### WHAT YOU ARE ASKED TO DO
Search the records for the word "lots" and report each line that has it.

++++++++++

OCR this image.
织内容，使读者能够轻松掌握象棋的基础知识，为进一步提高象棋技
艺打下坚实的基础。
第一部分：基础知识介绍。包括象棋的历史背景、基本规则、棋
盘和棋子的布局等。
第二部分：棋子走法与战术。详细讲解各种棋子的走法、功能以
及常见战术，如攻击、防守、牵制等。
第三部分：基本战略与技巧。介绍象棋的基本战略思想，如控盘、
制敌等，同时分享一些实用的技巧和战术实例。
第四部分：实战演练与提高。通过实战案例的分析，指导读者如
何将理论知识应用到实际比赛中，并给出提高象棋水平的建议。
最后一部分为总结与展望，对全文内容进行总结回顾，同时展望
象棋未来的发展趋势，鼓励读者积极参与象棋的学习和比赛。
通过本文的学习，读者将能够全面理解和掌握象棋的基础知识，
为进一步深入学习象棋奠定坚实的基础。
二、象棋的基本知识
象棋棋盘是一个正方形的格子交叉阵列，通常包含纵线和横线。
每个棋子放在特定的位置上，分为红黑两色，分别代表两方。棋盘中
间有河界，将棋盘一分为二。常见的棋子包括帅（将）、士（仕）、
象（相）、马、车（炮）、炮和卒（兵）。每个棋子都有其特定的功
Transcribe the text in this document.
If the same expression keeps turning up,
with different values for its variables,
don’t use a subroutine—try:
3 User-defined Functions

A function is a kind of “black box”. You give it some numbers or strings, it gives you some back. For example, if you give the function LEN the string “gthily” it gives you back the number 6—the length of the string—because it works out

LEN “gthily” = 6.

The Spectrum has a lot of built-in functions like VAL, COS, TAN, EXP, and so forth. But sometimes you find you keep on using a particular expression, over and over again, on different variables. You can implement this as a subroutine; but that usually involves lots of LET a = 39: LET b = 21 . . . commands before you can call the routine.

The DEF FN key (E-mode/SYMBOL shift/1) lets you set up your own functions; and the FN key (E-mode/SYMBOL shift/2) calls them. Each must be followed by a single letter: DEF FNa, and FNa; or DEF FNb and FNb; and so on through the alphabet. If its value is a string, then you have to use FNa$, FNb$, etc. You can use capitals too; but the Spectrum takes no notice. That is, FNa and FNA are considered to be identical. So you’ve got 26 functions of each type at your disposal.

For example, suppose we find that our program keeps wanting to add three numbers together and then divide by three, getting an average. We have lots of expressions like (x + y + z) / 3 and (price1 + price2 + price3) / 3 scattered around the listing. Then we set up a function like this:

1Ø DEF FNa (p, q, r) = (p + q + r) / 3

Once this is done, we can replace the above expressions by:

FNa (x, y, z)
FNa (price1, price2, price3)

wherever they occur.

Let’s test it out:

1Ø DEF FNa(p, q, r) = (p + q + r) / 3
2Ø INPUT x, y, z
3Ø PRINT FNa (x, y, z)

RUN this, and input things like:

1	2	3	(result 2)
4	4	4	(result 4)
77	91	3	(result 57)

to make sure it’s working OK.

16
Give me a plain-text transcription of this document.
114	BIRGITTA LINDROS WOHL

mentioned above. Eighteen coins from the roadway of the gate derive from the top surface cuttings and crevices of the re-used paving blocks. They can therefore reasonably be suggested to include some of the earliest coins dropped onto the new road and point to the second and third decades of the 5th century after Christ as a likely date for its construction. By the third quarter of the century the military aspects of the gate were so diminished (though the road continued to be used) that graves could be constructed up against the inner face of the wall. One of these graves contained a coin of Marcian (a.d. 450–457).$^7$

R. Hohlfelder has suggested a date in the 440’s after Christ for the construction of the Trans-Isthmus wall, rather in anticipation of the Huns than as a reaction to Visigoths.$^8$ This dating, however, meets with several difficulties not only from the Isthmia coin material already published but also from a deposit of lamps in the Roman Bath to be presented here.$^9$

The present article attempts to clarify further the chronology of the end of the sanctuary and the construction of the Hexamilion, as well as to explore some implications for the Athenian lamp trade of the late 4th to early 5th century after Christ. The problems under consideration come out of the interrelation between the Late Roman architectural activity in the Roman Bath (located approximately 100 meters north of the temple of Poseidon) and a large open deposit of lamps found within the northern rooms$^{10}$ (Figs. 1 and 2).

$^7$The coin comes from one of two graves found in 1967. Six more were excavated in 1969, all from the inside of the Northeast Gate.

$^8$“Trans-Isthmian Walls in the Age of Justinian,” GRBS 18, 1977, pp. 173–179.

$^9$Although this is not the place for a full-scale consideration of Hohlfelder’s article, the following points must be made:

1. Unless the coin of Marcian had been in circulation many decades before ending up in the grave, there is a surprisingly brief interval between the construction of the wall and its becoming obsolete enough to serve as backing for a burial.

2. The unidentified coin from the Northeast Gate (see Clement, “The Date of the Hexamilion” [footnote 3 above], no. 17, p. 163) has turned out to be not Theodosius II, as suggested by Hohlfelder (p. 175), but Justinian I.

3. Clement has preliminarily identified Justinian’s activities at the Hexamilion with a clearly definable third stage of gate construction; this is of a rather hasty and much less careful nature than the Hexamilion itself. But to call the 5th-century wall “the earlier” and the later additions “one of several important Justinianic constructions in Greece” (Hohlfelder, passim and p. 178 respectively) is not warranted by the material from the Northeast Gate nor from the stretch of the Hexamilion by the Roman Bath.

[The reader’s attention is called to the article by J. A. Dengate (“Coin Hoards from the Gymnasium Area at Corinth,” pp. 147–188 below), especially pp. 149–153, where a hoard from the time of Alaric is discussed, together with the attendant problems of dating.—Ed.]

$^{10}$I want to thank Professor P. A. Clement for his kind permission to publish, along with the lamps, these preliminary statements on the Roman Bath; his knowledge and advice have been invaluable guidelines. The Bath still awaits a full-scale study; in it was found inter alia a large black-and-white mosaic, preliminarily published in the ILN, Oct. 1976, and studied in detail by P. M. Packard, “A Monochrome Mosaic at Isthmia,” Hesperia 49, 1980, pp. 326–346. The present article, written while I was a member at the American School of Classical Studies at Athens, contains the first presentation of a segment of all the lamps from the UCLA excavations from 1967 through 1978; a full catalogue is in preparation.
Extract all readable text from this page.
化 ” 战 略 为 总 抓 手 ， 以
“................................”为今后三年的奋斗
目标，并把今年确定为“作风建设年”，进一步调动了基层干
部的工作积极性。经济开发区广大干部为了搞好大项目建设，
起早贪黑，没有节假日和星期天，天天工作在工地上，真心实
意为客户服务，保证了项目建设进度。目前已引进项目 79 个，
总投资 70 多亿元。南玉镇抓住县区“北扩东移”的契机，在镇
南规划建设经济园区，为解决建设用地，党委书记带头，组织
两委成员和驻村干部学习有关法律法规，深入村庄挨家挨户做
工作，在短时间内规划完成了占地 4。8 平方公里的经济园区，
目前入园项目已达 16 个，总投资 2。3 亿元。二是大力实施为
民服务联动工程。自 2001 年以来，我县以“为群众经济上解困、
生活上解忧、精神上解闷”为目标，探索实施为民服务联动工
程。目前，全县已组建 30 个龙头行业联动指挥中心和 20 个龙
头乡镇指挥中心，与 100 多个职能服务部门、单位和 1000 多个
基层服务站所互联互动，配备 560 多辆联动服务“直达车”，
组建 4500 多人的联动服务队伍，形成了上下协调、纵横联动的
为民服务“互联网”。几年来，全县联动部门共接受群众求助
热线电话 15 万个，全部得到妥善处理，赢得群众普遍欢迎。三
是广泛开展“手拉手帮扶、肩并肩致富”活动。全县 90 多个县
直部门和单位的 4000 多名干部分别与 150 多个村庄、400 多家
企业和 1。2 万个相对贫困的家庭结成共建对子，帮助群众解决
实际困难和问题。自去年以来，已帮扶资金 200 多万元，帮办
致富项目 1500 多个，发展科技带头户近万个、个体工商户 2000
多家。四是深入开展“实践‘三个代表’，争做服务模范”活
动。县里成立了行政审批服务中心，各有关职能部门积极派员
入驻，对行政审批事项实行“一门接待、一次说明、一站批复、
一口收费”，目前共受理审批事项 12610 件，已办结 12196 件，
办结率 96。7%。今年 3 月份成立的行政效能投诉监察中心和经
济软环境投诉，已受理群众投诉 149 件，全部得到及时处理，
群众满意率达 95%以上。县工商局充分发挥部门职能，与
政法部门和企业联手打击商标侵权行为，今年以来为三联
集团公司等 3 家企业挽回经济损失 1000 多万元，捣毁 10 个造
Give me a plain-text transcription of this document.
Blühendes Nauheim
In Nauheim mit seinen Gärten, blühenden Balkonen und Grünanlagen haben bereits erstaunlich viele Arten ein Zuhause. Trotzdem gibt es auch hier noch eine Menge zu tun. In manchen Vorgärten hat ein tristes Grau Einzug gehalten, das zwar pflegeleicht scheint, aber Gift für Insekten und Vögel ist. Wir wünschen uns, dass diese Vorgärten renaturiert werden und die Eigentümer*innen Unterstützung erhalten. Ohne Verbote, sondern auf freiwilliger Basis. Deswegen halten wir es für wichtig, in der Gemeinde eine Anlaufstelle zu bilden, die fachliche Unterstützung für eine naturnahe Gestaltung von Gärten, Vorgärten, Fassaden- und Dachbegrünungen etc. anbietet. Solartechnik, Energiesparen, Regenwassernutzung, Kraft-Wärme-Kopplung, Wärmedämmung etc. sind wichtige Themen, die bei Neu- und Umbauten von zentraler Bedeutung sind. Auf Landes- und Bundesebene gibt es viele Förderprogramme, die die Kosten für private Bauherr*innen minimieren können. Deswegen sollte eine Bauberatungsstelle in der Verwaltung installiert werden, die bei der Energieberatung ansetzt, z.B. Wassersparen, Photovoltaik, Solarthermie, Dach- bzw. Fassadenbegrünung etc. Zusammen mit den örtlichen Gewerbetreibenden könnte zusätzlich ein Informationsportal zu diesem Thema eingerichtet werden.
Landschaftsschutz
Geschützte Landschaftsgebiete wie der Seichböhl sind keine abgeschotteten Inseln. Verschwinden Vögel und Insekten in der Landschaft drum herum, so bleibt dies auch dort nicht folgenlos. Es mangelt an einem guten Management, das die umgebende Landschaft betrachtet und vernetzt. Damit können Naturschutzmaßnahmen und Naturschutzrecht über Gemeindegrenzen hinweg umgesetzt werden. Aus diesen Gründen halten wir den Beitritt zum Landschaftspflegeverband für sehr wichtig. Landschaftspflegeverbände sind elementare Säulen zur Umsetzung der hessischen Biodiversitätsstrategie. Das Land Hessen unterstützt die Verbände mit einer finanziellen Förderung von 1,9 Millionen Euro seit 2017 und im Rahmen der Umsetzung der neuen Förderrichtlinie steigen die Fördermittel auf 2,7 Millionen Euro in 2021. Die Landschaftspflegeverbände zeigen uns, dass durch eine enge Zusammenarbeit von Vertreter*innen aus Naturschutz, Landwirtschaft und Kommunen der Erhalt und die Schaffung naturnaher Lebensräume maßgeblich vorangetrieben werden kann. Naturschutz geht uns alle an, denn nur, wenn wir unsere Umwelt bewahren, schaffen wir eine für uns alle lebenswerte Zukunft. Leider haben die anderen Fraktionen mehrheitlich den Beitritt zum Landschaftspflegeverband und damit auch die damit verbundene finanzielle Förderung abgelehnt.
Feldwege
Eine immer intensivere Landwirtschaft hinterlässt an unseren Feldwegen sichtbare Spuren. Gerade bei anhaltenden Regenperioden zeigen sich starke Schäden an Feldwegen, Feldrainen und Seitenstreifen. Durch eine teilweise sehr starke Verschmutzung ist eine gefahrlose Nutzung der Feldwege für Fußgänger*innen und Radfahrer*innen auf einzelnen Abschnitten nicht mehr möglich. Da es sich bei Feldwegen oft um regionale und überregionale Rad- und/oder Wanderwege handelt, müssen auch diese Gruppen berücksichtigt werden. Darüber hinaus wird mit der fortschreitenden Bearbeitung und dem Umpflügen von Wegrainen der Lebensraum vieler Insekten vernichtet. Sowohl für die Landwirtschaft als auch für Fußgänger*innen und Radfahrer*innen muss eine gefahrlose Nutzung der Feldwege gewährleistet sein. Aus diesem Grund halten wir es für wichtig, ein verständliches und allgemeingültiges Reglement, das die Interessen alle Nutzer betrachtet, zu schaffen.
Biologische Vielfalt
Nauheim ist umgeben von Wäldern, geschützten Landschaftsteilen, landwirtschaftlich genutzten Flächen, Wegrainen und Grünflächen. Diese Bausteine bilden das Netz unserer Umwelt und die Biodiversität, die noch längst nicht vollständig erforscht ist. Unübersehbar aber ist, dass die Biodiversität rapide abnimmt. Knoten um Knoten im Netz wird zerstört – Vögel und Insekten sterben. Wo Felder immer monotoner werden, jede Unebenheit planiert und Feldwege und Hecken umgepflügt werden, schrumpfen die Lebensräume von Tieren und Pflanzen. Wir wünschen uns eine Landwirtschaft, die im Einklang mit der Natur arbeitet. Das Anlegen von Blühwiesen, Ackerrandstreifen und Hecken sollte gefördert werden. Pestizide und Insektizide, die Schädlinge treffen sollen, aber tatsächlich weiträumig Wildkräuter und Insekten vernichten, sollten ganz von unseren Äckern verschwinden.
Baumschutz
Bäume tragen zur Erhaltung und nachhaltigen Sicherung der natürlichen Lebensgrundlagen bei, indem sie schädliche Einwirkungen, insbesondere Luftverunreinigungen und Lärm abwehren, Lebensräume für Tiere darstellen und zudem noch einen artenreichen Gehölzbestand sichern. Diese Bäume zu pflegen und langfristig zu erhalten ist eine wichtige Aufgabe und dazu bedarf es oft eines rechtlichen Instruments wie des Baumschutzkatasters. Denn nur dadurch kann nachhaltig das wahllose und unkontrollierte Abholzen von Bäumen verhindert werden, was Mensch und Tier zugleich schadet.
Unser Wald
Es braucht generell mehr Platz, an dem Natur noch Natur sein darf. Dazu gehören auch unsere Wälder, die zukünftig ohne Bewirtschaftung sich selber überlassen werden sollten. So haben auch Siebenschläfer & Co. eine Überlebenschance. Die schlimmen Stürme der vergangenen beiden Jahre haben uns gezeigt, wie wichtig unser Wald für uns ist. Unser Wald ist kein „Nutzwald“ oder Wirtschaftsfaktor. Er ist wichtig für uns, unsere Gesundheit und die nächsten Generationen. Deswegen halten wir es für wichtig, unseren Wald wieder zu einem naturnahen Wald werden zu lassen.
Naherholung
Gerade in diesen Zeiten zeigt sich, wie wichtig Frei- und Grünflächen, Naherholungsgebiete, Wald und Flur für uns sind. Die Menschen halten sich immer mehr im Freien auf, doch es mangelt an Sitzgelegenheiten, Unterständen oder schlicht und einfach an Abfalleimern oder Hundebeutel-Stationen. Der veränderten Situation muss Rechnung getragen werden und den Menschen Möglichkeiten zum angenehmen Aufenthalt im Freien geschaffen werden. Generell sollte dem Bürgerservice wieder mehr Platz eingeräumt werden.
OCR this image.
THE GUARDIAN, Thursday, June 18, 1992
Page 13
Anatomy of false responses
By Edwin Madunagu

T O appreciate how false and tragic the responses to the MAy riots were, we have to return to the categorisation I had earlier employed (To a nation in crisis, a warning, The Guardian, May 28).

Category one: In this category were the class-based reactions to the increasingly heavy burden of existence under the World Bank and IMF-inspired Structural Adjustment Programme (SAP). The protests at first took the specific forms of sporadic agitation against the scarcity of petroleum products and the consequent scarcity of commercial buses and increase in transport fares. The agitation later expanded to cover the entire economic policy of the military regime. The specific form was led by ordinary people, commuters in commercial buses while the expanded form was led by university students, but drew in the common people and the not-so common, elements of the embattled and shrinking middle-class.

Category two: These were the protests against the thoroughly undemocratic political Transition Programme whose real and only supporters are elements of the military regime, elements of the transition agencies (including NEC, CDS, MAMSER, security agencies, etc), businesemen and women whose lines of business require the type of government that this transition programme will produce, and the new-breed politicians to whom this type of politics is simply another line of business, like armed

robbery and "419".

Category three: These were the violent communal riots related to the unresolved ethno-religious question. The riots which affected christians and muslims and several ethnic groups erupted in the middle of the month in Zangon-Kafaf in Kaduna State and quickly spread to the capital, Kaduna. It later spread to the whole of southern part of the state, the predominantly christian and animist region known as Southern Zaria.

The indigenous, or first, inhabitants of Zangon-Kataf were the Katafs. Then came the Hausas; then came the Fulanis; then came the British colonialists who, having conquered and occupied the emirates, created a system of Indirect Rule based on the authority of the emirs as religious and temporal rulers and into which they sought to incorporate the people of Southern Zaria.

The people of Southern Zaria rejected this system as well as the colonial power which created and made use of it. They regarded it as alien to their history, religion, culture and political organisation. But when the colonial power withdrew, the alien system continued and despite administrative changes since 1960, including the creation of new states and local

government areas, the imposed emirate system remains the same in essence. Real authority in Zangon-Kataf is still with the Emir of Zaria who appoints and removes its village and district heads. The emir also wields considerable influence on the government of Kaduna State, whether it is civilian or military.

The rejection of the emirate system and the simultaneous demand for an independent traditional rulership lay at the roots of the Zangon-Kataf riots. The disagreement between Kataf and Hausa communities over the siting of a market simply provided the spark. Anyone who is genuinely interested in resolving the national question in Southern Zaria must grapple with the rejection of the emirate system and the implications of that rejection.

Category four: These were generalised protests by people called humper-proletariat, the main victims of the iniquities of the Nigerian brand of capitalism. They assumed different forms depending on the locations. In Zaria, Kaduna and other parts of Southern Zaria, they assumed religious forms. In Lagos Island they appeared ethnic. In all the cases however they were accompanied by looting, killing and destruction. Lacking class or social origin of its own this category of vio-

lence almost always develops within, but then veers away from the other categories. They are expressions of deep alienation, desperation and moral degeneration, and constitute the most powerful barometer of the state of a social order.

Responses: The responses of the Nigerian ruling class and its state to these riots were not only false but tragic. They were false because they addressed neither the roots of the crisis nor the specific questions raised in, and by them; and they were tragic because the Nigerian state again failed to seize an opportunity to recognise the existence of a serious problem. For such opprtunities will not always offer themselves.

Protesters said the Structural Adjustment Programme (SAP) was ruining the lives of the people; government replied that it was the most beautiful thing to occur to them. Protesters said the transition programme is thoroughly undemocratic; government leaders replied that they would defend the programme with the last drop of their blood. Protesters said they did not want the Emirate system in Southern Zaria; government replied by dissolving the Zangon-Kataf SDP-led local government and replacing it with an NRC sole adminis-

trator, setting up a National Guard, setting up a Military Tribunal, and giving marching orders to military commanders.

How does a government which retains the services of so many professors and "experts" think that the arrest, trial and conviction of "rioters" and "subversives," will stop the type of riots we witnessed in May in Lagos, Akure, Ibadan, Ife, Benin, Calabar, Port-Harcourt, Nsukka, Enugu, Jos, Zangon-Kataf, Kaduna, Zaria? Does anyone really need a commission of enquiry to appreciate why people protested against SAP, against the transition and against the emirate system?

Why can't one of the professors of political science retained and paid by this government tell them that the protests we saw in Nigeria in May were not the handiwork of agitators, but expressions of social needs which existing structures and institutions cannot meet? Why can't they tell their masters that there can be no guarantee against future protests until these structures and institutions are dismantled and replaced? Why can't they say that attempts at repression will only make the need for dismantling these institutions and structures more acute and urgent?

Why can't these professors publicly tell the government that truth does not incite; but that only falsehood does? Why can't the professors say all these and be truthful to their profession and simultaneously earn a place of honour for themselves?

++++++++++

### THE REPLY
The Spectrum has a lot of built-in functions like VAL, COS, TAN, EXP, and so forth. But sometimes you find you keep on using a particular expression, over and over again, on different variables. You can implement this as a subroutine; but that usually involves lots of LET a = 39: LET b = 21 . . . commands before you can call the routine.
For example, suppose we find that our program keeps wanting to add three numbers together and then divide by three, getting an average. We have lots of expressions like (x + y + z) / 3 and (price1 + price2 + price3) / 3 scattered around the listing. Then we set up a function like this:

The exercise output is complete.